**DATA ENTRIES**
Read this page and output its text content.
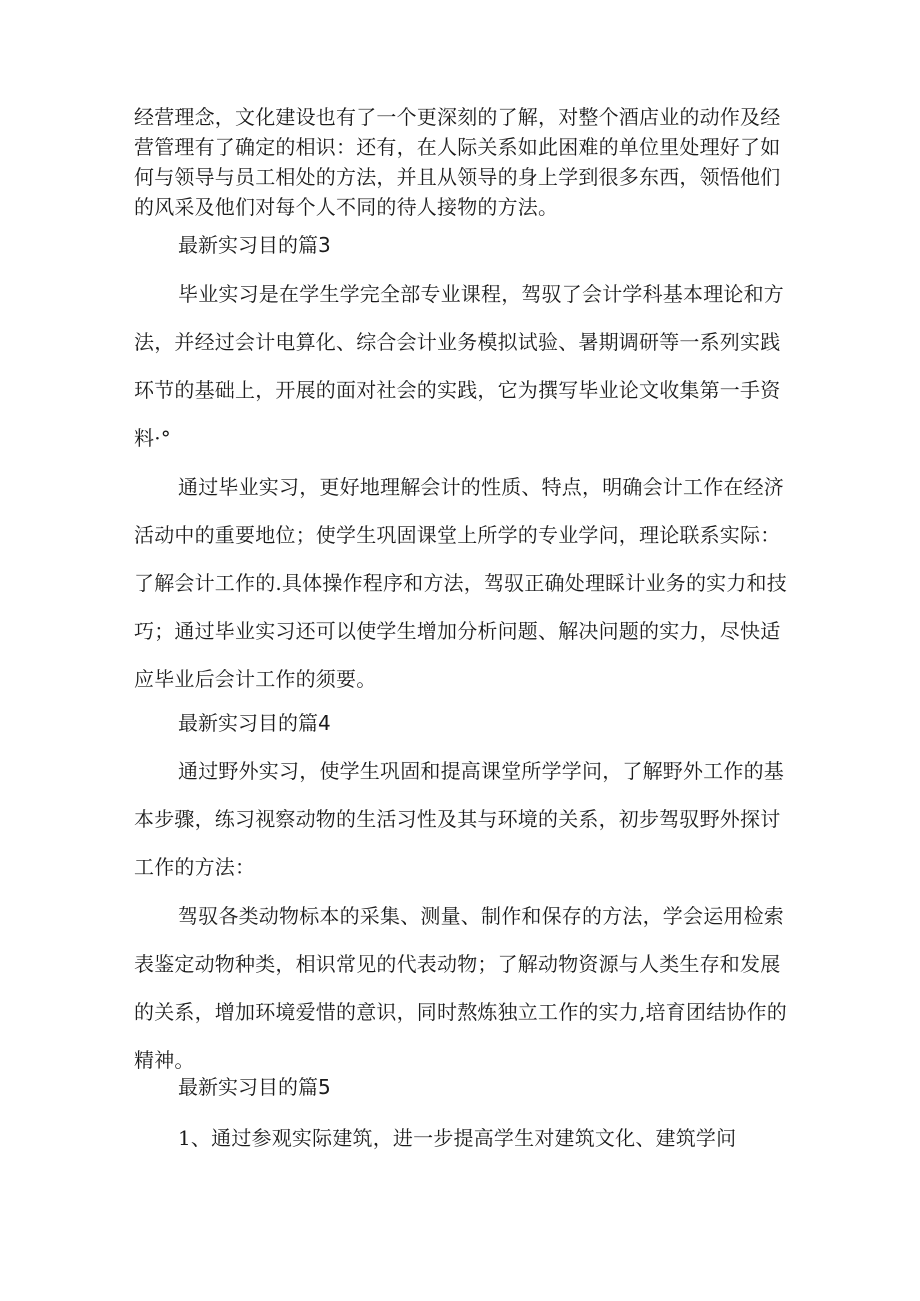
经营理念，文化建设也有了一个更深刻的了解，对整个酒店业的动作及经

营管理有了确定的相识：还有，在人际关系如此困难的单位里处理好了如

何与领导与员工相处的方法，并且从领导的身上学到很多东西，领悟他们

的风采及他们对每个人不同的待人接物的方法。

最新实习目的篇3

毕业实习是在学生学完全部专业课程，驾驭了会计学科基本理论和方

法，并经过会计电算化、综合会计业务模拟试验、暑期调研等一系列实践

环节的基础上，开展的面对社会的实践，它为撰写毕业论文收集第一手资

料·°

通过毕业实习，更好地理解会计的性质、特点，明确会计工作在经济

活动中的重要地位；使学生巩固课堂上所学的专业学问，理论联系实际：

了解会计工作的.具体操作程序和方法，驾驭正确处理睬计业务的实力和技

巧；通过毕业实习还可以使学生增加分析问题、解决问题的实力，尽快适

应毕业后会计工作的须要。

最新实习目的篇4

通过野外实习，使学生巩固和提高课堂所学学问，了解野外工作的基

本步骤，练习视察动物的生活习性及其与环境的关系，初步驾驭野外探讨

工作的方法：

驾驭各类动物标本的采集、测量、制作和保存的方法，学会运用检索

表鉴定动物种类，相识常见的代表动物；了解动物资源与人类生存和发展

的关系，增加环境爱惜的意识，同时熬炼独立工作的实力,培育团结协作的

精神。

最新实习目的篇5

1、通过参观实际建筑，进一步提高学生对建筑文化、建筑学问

**TASK PROMPT**
From the entries above, output every line exactly and omit any image.

**TASK ANSWER**
Read this page and output its text content.
经营理念，文化建设也有了一个更深刻的了解，对整个酒店业的动作及经

营管理有了确定的相识：还有，在人际关系如此困难的单位里处理好了如

何与领导与员工相处的方法，并且从领导的身上学到很多东西，领悟他们

的风采及他们对每个人不同的待人接物的方法。

最新实习目的篇3

毕业实习是在学生学完全部专业课程，驾驭了会计学科基本理论和方

法，并经过会计电算化、综合会计业务模拟试验、暑期调研等一系列实践

环节的基础上，开展的面对社会的实践，它为撰写毕业论文收集第一手资

料·°

通过毕业实习，更好地理解会计的性质、特点，明确会计工作在经济

活动中的重要地位；使学生巩固课堂上所学的专业学问，理论联系实际：

了解会计工作的.具体操作程序和方法，驾驭正确处理睬计业务的实力和技

巧；通过毕业实习还可以使学生增加分析问题、解决问题的实力，尽快适

应毕业后会计工作的须要。

最新实习目的篇4

通过野外实习，使学生巩固和提高课堂所学学问，了解野外工作的基

本步骤，练习视察动物的生活习性及其与环境的关系，初步驾驭野外探讨

工作的方法：

驾驭各类动物标本的采集、测量、制作和保存的方法，学会运用检索

表鉴定动物种类，相识常见的代表动物；了解动物资源与人类生存和发展

的关系，增加环境爱惜的意识，同时熬炼独立工作的实力,培育团结协作的

精神。

最新实习目的篇5

1、通过参观实际建筑，进一步提高学生对建筑文化、建筑学问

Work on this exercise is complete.